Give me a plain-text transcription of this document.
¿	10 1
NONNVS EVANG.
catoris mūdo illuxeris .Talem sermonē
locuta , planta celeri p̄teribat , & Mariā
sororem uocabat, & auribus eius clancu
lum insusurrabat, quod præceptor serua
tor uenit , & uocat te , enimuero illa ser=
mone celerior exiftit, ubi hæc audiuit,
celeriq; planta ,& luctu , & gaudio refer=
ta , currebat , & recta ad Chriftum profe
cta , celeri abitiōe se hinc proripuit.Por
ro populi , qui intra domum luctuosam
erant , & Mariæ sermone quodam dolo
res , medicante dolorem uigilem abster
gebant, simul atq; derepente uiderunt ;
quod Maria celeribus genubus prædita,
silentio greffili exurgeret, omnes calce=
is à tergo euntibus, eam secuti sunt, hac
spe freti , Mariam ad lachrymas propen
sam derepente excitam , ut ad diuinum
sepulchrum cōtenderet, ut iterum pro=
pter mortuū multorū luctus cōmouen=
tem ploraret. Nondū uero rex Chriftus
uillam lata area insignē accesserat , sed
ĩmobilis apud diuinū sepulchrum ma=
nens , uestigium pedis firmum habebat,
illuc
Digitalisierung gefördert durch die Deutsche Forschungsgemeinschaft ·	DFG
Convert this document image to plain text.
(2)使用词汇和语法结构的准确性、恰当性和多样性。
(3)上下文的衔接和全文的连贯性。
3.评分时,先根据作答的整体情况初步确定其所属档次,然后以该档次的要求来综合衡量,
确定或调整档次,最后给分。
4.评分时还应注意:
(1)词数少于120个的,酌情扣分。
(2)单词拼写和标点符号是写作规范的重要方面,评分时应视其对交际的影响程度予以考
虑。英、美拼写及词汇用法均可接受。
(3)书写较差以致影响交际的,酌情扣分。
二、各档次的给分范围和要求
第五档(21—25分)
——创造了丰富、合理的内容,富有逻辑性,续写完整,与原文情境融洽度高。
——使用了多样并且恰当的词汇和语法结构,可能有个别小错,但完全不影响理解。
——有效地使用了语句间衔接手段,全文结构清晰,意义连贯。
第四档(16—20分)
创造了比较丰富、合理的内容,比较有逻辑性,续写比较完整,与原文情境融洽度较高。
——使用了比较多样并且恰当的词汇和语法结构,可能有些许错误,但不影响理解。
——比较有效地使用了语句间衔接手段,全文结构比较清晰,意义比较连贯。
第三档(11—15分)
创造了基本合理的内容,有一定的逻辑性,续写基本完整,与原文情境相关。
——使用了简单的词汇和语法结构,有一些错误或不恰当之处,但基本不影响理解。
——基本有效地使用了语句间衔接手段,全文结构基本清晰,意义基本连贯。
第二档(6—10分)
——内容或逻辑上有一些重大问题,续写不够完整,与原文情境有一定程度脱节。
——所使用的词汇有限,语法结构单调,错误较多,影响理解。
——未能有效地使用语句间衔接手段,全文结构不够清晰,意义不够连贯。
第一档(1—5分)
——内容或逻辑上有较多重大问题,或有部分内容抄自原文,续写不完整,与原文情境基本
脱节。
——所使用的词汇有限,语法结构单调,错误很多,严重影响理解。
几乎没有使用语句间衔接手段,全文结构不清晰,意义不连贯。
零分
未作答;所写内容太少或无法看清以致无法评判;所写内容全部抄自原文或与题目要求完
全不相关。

================

> _WHAT NEEDS TO BE DONE_: Write the lines out exactly, from the one with "Convert this document image to plain text." down to the last line of the listing, and leave out all others.

> _RESPONSE TO THE EXERCISE_:
Convert this document image to plain text.
(2)使用词汇和语法结构的准确性、恰当性和多样性。
(3)上下文的衔接和全文的连贯性。
3.评分时,先根据作答的整体情况初步确定其所属档次,然后以该档次的要求来综合衡量,
确定或调整档次,最后给分。
4.评分时还应注意:
(1)词数少于120个的,酌情扣分。
(2)单词拼写和标点符号是写作规范的重要方面,评分时应视其对交际的影响程度予以考
虑。英、美拼写及词汇用法均可接受。
(3)书写较差以致影响交际的,酌情扣分。
二、各档次的给分范围和要求
第五档(21—25分)
——创造了丰富、合理的内容,富有逻辑性,续写完整,与原文情境融洽度高。
——使用了多样并且恰当的词汇和语法结构,可能有个别小错,但完全不影响理解。
——有效地使用了语句间衔接手段,全文结构清晰,意义连贯。
第四档(16—20分)
创造了比较丰富、合理的内容,比较有逻辑性,续写比较完整,与原文情境融洽度较高。
——使用了比较多样并且恰当的词汇和语法结构,可能有些许错误,但不影响理解。
——比较有效地使用了语句间衔接手段,全文结构比较清晰,意义比较连贯。
第三档(11—15分)
创造了基本合理的内容,有一定的逻辑性,续写基本完整,与原文情境相关。
——使用了简单的词汇和语法结构,有一些错误或不恰当之处,但基本不影响理解。
——基本有效地使用了语句间衔接手段,全文结构基本清晰,意义基本连贯。
第二档(6—10分)
——内容或逻辑上有一些重大问题,续写不够完整,与原文情境有一定程度脱节。
——所使用的词汇有限,语法结构单调,错误较多,影响理解。
——未能有效地使用语句间衔接手段,全文结构不够清晰,意义不够连贯。
第一档(1—5分)
——内容或逻辑上有较多重大问题,或有部分内容抄自原文,续写不完整,与原文情境基本
脱节。
——所使用的词汇有限,语法结构单调,错误很多,严重影响理解。
几乎没有使用语句间衔接手段,全文结构不清晰,意义不连贯。
零分
未作答;所写内容太少或无法看清以致无法评判;所写内容全部抄自原文或与题目要求完
全不相关。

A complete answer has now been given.